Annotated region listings
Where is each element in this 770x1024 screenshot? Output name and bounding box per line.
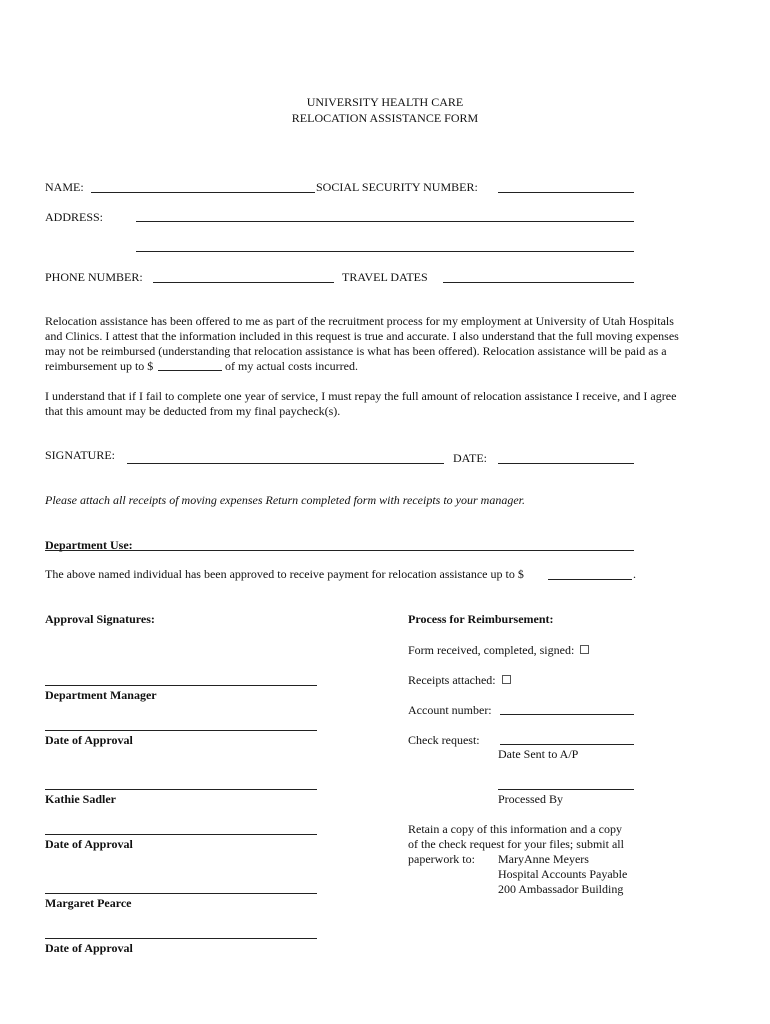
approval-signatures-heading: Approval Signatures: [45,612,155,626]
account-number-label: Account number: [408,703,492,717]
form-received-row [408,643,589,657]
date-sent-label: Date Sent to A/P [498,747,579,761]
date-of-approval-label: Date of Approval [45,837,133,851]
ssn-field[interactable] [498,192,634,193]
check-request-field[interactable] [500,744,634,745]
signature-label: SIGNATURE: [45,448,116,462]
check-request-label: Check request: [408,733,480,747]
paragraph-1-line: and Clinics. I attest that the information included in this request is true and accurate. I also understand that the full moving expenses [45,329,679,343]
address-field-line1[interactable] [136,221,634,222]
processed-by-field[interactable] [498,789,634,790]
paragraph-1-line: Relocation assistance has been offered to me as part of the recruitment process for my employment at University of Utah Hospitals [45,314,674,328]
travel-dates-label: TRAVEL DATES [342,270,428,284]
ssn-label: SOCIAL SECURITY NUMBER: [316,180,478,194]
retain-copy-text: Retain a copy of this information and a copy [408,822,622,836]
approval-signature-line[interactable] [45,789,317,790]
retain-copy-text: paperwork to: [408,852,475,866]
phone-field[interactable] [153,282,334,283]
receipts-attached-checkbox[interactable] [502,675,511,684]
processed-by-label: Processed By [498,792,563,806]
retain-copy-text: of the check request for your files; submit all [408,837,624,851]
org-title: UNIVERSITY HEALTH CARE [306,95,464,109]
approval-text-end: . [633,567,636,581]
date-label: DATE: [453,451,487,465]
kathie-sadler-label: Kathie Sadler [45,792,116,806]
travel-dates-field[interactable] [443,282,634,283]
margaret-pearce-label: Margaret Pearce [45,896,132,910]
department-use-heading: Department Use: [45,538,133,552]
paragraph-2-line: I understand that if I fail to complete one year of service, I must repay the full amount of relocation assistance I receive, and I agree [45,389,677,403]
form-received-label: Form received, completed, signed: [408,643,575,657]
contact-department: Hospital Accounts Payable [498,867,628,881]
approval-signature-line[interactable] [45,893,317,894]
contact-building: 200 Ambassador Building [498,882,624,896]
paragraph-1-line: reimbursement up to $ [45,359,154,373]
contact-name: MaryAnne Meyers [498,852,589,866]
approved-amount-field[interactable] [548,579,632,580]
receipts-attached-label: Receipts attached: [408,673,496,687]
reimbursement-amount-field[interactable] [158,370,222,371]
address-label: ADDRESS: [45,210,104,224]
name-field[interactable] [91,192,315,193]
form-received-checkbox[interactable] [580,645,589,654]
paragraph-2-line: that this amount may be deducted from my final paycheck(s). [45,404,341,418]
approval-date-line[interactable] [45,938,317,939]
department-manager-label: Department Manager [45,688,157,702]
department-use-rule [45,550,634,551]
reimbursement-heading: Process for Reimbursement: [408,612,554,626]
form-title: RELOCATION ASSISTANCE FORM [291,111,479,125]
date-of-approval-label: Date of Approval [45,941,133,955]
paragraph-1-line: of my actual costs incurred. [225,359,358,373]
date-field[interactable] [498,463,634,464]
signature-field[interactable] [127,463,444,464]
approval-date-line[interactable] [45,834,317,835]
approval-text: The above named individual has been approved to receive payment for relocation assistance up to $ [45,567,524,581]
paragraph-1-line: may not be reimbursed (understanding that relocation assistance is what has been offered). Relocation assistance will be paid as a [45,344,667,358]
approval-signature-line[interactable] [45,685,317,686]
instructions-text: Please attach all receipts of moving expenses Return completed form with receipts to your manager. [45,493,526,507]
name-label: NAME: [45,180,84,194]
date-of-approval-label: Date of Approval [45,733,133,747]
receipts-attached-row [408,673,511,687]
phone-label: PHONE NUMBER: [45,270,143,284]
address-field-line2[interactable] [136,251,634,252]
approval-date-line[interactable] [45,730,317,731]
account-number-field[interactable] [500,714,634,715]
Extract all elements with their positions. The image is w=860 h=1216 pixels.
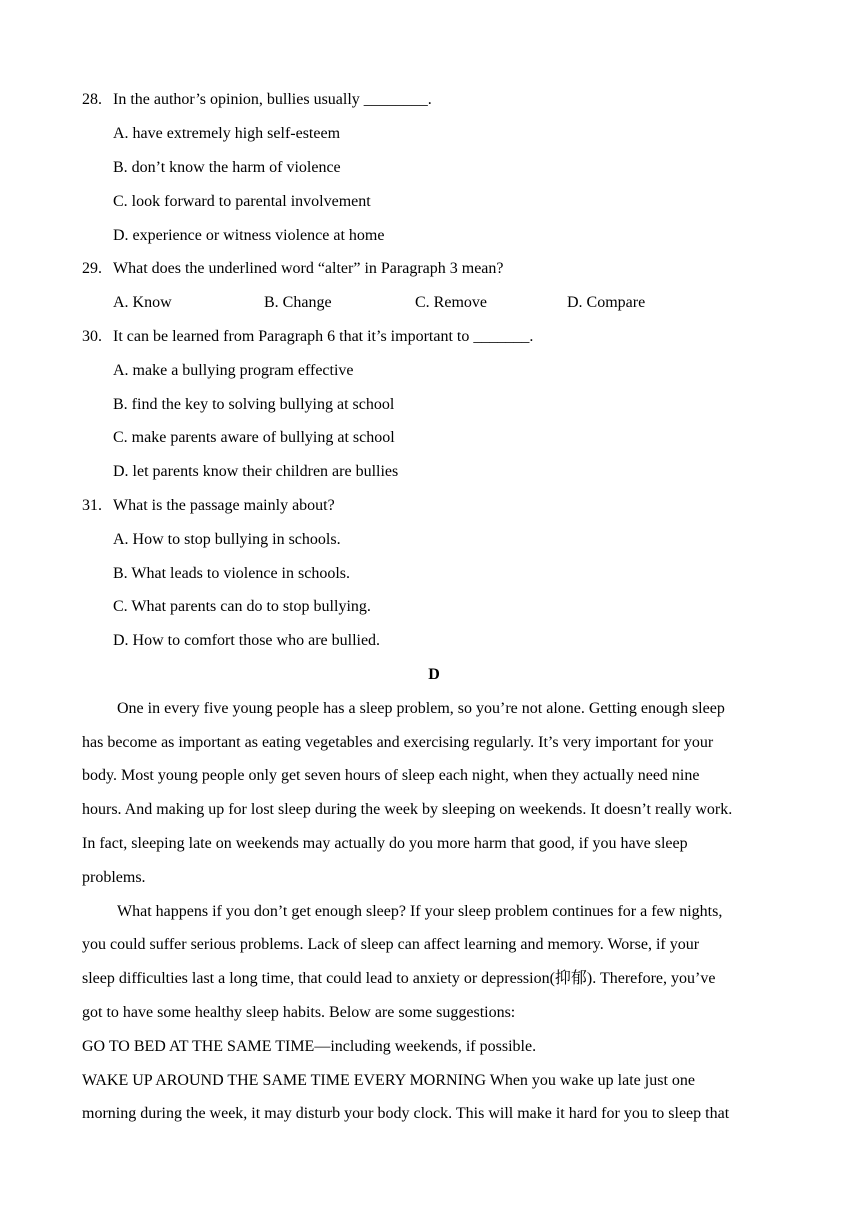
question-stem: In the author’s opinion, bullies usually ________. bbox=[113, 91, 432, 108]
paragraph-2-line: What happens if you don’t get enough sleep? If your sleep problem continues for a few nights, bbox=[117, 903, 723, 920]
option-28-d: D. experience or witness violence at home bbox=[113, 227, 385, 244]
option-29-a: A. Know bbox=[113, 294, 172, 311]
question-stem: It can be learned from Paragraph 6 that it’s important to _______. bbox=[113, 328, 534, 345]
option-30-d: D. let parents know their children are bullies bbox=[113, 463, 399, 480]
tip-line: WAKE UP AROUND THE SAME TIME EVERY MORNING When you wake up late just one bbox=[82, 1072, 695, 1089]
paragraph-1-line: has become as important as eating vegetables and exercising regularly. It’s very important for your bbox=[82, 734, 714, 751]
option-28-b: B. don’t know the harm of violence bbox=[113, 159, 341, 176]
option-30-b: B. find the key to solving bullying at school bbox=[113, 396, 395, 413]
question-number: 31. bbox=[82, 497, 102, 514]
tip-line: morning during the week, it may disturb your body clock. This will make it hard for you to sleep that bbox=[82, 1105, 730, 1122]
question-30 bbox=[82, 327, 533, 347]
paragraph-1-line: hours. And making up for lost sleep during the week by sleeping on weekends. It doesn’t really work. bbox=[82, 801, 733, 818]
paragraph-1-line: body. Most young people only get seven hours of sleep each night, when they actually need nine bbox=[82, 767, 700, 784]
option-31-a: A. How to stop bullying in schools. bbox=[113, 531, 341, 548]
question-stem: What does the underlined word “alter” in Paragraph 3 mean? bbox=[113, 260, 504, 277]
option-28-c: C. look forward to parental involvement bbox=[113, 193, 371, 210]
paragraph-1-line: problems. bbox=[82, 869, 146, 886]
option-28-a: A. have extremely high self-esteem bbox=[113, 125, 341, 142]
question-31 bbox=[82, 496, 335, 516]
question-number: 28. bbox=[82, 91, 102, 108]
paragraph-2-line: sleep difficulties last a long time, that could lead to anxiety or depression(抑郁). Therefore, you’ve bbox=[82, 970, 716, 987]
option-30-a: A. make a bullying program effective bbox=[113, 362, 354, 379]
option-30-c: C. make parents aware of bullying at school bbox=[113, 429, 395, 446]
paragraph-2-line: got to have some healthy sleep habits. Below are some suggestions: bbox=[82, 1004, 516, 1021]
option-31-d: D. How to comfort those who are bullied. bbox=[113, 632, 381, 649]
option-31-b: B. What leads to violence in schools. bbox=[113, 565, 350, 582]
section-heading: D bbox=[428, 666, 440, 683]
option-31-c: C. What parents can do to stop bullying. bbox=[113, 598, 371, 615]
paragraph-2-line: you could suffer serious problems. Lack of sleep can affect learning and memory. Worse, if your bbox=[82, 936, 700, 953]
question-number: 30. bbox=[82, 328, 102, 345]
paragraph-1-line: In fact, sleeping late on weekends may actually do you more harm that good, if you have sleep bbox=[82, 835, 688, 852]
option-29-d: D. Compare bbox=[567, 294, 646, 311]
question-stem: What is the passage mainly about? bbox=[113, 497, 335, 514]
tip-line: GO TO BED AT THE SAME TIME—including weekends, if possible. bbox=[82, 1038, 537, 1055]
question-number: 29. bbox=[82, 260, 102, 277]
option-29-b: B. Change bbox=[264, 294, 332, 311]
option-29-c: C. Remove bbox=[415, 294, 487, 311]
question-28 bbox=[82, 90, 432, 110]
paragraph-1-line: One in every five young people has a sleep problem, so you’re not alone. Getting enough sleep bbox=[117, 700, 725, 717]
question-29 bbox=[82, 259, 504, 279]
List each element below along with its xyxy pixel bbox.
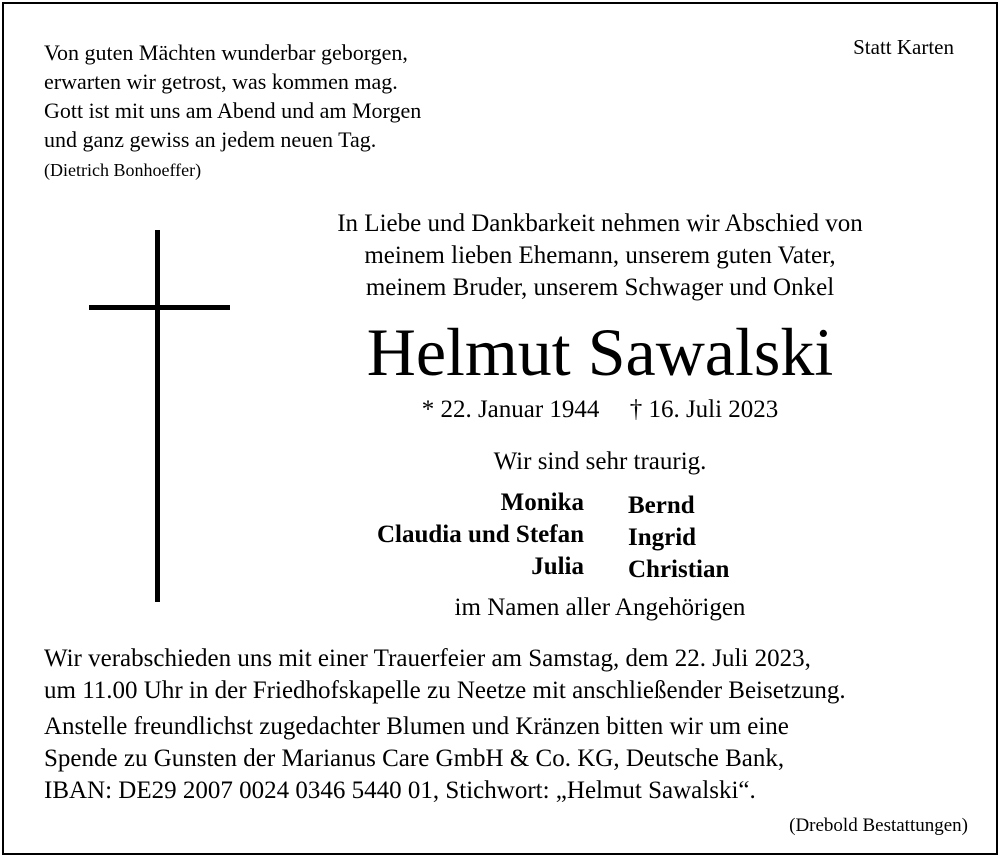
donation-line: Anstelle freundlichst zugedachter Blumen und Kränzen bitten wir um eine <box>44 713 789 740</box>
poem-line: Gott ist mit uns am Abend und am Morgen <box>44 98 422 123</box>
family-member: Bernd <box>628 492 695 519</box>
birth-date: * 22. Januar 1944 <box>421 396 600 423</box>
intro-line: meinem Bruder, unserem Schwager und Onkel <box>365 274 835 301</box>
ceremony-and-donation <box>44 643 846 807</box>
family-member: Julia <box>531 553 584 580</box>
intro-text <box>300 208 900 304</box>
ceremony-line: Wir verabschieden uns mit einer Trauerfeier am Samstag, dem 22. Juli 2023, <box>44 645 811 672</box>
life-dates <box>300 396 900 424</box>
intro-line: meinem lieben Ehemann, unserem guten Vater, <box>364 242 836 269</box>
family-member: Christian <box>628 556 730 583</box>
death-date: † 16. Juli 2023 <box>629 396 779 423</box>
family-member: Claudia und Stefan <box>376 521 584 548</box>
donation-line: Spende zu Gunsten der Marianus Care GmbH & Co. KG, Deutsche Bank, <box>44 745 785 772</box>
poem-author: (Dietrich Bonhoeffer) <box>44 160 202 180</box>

• **YOUR GOAL**:
Quote verbatim the stretch of the first item from the line containing "Approval Signatures: [45,612,155,626]" through the line containing "processed-by-label: Processed By", including both of those lines.

• **EXERCISE RESULT**:
approval-signatures-heading: Approval Signatures: [45,612,155,626]
account-number-label: Account number: [408,703,492,717]
form-received-row [408,643,589,657]
date-sent-label: Date Sent to A/P [498,747,579,761]
date-of-approval-label: Date of Approval [45,837,133,851]
ssn-field[interactable] [498,192,634,193]
check-request-field[interactable] [500,744,634,745]
signature-label: SIGNATURE: [45,448,116,462]
check-request-label: Check request: [408,733,480,747]
paragraph-1-line: and Clinics. I attest that the information included in this request is true and accurate. I also understand that the full moving expenses [45,329,679,343]
address-field-line1[interactable] [136,221,634,222]
processed-by-field[interactable] [498,789,634,790]
paragraph-1-line: Relocation assistance has been offered to me as part of the recruitment process for my employment at University of Utah Hospitals [45,314,674,328]
travel-dates-label: TRAVEL DATES [342,270,428,284]
ssn-label: SOCIAL SECURITY NUMBER: [316,180,478,194]
retain-copy-text: Retain a copy of this information and a copy [408,822,622,836]
approval-signature-line[interactable] [45,789,317,790]
retain-copy-text: paperwork to: [408,852,475,866]
phone-field[interactable] [153,282,334,283]
receipts-attached-checkbox[interactable] [502,675,511,684]
processed-by-label: Processed By [498,792,563,806]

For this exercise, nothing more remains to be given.